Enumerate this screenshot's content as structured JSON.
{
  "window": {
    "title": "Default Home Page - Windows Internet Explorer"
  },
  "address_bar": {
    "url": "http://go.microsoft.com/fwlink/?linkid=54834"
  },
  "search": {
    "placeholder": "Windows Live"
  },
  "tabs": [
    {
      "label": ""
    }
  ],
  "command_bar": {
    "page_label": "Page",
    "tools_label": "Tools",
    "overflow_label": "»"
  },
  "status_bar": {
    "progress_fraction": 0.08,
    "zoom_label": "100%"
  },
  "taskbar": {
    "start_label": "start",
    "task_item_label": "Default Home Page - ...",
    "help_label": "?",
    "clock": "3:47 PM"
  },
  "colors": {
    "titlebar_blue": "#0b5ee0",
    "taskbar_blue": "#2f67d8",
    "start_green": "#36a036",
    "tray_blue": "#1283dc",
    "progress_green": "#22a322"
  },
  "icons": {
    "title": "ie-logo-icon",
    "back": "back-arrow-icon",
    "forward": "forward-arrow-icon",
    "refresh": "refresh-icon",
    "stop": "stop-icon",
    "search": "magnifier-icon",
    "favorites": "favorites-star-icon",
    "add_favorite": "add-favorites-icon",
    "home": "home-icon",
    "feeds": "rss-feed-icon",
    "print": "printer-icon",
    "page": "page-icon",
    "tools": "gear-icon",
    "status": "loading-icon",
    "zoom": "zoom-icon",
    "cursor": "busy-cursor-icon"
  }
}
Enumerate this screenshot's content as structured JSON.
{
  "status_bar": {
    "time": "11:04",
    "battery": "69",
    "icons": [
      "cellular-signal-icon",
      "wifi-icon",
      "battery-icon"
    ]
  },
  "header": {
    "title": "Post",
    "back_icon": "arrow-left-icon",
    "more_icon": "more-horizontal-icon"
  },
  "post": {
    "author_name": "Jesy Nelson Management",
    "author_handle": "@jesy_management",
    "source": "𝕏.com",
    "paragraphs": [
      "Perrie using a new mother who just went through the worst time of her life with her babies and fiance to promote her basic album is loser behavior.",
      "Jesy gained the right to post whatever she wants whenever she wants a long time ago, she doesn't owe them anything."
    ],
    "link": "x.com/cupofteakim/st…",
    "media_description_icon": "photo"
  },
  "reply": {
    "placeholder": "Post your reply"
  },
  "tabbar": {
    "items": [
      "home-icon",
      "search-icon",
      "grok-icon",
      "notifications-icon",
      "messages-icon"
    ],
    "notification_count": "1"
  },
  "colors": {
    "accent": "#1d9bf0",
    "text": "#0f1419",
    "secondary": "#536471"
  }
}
•••••
Repeat the whole listing exactly, keeping every line intact.

Enumerate this screenshot's content as structured JSON.
{
  "window": {
    "title": "Default Home Page - Windows Internet Explorer"
  },
  "address_bar": {
    "url": "http://go.microsoft.com/fwlink/?linkid=54834"
  },
  "search": {
    "placeholder": "Windows Live"
  },
  "tabs": [
    {
      "label": ""
    }
  ],
  "command_bar": {
    "page_label": "Page",
    "tools_label": "Tools",
    "overflow_label": "»"
  },
  "status_bar": {
    "progress_fraction": 0.08,
    "zoom_label": "100%"
  },
  "taskbar": {
    "start_label": "start",
    "task_item_label": "Default Home Page - ...",
    "help_label": "?",
    "clock": "3:47 PM"
  },
  "colors": {
    "titlebar_blue": "#0b5ee0",
    "taskbar_blue": "#2f67d8",
    "start_green": "#36a036",
    "tray_blue": "#1283dc",
    "progress_green": "#22a322"
  },
  "icons": {
    "title": "ie-logo-icon",
    "back": "back-arrow-icon",
    "forward": "forward-arrow-icon",
    "refresh": "refresh-icon",
    "stop": "stop-icon",
    "search": "magnifier-icon",
    "favorites": "favorites-star-icon",
    "add_favorite": "add-favorites-icon",
    "home": "home-icon",
    "feeds": "rss-feed-icon",
    "print": "printer-icon",
    "page": "page-icon",
    "tools": "gear-icon",
    "status": "loading-icon",
    "zoom": "zoom-icon",
    "cursor": "busy-cursor-icon"
  }
}
Enumerate this screenshot's content as structured JSON.
{
  "status_bar": {
    "time": "11:04",
    "battery": "69",
    "icons": [
      "cellular-signal-icon",
      "wifi-icon",
      "battery-icon"
    ]
  },
  "header": {
    "title": "Post",
    "back_icon": "arrow-left-icon",
    "more_icon": "more-horizontal-icon"
  },
  "post": {
    "author_name": "Jesy Nelson Management",
    "author_handle": "@jesy_management",
    "source": "𝕏.com",
    "paragraphs": [
      "Perrie using a new mother who just went through the worst time of her life with her babies and fiance to promote her basic album is loser behavior.",
      "Jesy gained the right to post whatever she wants whenever she wants a long time ago, she doesn't owe them anything."
    ],
    "link": "x.com/cupofteakim/st…",
    "media_description_icon": "photo"
  },
  "reply": {
    "placeholder": "Post your reply"
  },
  "tabbar": {
    "items": [
      "home-icon",
      "search-icon",
      "grok-icon",
      "notifications-icon",
      "messages-icon"
    ],
    "notification_count": "1"
  },
  "colors": {
    "accent": "#1d9bf0",
    "text": "#0f1419",
    "secondary": "#536471"
  }
}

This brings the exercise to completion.